** EXERCISE INPUT **
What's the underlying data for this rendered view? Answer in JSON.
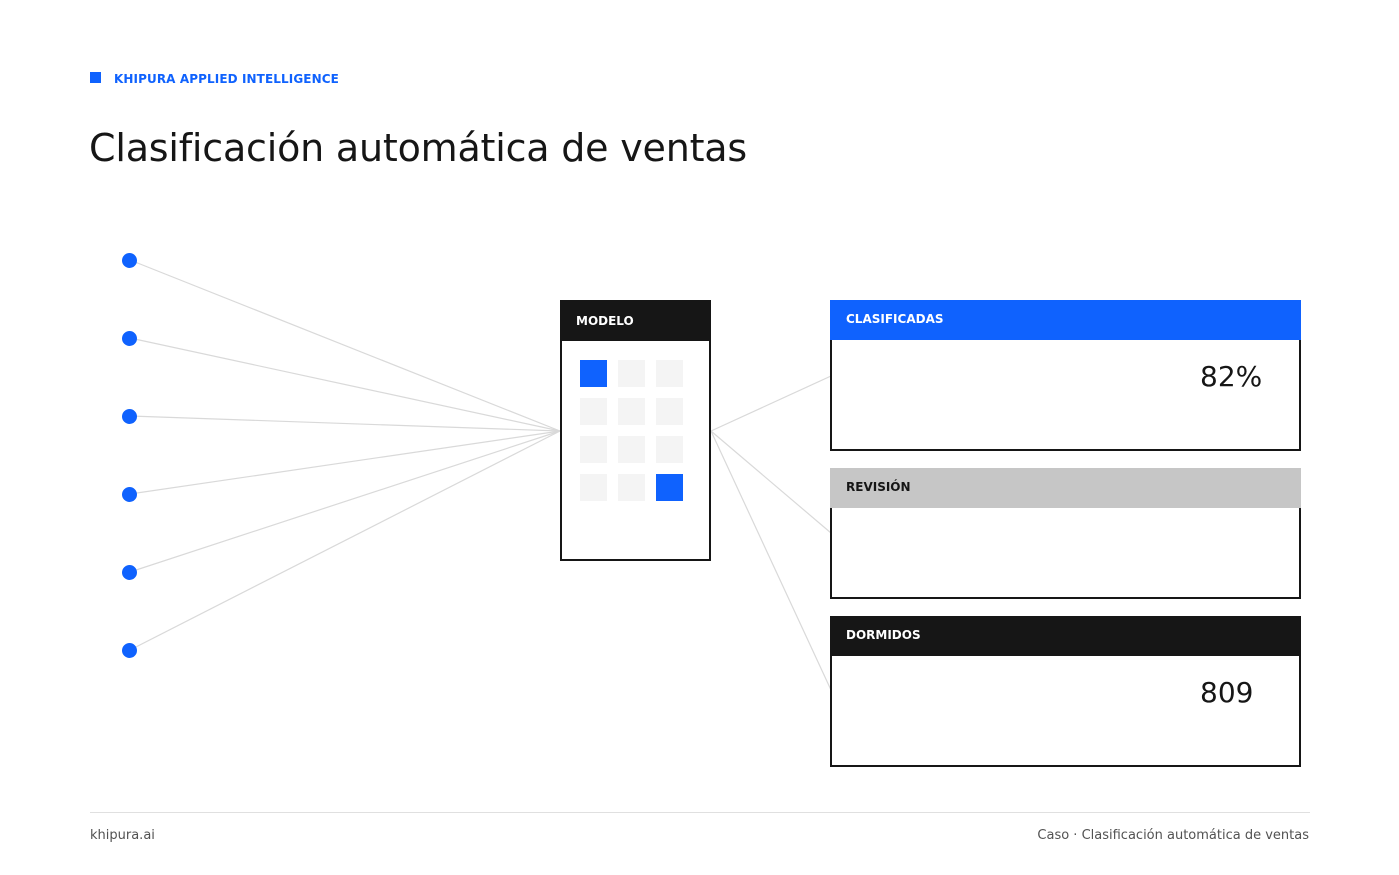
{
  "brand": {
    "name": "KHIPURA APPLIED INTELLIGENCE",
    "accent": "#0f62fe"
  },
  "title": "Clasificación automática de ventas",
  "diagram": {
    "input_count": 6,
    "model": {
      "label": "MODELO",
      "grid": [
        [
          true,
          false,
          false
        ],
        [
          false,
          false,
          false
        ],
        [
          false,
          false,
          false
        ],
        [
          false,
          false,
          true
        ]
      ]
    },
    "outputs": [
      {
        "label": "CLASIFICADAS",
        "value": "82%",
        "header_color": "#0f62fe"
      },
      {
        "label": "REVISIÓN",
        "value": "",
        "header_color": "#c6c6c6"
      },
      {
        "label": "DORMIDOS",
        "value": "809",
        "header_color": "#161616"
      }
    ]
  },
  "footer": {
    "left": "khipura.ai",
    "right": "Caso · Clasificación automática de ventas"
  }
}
==
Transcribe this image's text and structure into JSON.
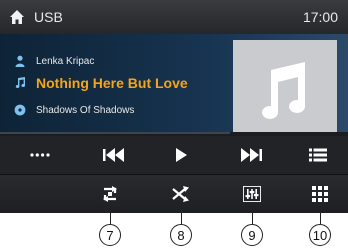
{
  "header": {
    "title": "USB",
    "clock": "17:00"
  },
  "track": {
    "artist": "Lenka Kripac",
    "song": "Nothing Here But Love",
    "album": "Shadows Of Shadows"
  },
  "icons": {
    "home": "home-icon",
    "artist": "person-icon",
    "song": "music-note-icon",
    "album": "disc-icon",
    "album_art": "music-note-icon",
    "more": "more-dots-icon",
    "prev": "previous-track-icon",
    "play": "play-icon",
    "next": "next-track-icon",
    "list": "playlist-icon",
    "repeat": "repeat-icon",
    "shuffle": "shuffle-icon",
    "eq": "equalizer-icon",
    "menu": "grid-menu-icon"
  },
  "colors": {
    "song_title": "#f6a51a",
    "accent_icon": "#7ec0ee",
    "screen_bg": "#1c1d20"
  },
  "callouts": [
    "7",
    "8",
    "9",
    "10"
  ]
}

** EXERCISE PROMPT **
Which lines include the word "note"? List them all.

** ANSWER TO THIS EXERCISE **
    "song": "music-note-icon",
    "album_art": "music-note-icon",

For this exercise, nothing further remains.